(Stored records)
+++++

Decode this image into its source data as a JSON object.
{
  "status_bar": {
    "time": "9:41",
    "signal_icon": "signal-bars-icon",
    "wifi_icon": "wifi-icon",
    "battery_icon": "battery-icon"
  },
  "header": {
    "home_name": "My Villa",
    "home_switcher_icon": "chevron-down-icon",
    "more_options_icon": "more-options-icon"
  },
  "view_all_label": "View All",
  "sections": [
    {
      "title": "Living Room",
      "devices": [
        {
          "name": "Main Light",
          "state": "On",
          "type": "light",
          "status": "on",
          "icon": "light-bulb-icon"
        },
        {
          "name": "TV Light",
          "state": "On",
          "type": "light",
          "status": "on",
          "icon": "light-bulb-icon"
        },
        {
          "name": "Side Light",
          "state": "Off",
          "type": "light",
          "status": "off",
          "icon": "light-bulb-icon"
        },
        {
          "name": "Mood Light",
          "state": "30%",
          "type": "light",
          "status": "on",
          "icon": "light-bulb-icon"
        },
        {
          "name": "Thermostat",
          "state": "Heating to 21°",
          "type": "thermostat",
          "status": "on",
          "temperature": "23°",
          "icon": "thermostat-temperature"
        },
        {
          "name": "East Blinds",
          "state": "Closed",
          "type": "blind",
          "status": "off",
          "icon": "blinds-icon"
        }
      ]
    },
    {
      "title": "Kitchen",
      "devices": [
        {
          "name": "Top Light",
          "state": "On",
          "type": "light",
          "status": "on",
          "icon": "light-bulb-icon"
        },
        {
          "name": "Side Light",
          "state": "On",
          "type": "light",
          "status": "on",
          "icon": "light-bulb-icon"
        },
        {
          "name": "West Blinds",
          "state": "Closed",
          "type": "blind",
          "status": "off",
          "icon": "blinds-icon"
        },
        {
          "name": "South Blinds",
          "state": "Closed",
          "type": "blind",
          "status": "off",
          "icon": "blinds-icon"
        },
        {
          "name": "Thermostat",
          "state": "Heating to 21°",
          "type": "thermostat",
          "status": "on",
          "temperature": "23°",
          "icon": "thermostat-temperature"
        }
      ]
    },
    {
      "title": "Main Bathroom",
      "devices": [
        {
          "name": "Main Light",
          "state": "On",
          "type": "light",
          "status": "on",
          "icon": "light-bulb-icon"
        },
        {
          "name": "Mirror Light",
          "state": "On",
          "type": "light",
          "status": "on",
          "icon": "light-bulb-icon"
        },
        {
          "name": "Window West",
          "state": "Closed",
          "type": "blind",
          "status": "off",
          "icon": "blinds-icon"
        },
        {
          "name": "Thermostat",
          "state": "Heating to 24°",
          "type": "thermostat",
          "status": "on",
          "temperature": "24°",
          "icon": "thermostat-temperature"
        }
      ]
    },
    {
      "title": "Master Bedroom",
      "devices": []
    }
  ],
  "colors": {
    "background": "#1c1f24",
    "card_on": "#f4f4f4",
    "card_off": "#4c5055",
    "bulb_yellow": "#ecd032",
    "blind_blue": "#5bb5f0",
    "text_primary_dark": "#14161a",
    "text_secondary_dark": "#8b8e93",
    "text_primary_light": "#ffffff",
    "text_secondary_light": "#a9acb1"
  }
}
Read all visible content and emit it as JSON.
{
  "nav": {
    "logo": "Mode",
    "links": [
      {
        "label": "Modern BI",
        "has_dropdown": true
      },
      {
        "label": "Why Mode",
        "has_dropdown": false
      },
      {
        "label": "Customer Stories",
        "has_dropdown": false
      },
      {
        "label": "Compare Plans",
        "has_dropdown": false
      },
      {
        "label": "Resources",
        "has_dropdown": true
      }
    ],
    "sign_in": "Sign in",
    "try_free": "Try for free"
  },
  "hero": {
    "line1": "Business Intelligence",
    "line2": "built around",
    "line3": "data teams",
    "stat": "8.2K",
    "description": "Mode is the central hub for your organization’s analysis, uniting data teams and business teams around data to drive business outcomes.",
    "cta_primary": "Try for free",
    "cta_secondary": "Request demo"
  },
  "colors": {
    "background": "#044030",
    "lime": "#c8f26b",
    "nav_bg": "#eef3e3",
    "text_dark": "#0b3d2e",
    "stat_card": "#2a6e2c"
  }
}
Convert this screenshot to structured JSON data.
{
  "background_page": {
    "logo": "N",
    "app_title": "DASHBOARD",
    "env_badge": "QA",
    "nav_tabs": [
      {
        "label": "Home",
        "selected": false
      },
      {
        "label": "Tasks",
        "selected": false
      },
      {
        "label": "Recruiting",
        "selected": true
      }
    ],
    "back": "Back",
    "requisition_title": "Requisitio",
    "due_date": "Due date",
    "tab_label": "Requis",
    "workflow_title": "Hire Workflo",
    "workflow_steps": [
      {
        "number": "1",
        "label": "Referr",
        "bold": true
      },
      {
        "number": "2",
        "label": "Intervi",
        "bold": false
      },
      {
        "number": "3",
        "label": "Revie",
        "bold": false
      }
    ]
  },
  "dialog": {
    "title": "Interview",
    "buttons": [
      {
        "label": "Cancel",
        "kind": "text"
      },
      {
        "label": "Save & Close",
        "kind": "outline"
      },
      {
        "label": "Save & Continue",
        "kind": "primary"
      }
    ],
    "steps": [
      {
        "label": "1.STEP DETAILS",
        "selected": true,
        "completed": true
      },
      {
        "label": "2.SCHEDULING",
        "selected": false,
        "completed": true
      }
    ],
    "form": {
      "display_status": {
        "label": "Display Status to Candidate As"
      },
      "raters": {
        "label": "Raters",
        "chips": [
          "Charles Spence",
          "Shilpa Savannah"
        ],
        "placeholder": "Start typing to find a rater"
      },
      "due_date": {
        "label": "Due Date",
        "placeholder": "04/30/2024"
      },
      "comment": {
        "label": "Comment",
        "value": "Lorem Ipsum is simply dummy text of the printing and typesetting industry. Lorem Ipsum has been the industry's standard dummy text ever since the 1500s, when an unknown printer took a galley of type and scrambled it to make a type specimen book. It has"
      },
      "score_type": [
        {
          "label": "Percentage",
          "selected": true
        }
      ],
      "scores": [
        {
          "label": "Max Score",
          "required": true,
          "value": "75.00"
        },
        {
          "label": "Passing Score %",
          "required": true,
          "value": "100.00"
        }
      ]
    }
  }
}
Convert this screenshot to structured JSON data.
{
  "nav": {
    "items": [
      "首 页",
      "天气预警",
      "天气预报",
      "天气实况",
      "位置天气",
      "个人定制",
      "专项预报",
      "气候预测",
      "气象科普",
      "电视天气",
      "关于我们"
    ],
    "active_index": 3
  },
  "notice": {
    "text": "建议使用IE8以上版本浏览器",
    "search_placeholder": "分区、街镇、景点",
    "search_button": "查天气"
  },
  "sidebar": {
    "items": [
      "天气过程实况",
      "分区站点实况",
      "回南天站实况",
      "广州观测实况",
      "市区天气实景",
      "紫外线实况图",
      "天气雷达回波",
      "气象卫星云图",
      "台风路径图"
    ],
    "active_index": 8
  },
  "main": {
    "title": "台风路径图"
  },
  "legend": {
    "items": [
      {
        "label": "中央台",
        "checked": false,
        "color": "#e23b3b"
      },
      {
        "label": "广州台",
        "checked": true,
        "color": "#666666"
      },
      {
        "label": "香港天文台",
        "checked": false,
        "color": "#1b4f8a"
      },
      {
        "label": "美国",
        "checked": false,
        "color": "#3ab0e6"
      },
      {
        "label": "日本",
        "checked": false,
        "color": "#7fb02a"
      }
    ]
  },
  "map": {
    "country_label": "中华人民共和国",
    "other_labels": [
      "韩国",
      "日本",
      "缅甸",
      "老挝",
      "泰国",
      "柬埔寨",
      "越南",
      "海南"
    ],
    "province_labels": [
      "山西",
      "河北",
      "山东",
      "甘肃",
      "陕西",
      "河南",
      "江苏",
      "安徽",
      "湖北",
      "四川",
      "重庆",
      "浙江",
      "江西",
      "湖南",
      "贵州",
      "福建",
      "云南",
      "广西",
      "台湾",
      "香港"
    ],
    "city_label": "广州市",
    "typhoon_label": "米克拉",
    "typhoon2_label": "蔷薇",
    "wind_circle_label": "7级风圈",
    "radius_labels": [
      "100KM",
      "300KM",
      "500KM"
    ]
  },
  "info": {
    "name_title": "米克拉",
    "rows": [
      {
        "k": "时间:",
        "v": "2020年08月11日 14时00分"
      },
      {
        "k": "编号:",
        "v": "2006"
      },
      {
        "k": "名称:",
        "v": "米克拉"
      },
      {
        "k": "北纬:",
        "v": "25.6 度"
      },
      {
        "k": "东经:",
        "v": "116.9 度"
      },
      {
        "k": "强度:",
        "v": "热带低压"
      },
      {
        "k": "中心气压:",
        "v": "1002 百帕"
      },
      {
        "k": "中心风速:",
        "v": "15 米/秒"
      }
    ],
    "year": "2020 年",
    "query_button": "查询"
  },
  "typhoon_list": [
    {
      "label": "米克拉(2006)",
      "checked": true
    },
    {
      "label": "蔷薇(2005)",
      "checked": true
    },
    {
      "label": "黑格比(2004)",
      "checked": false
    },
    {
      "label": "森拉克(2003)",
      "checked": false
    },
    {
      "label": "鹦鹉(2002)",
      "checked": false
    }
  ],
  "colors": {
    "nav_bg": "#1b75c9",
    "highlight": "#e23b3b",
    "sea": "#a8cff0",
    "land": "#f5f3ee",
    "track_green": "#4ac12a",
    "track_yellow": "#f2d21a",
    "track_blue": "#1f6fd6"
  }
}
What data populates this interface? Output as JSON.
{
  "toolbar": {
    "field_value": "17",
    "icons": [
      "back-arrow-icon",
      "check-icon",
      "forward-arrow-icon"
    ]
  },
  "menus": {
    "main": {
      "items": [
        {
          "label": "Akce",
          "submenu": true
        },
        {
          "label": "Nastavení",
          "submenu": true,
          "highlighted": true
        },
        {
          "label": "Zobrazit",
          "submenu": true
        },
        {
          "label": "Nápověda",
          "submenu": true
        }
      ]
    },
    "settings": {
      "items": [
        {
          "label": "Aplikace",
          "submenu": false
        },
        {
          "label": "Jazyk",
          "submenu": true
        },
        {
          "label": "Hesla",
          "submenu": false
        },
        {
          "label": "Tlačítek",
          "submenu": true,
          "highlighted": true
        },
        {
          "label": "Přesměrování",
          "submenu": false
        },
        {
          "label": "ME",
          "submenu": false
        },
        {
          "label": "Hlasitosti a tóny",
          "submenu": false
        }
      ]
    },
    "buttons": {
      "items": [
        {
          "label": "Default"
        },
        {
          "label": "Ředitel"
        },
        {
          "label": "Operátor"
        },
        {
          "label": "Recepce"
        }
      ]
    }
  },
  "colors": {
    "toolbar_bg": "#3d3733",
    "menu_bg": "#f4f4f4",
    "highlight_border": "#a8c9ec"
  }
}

+++++

- PROBLEM DESCRIPTION:
Which lines contain the word "JSON"? Copy each of them.

- RESPONSE TO THIS TASK:
Decode this image into its source data as a JSON object.
Read all visible content and emit it as JSON.
Convert this screenshot to structured JSON data.
Convert this screenshot to structured JSON data.
What data populates this interface? Output as JSON.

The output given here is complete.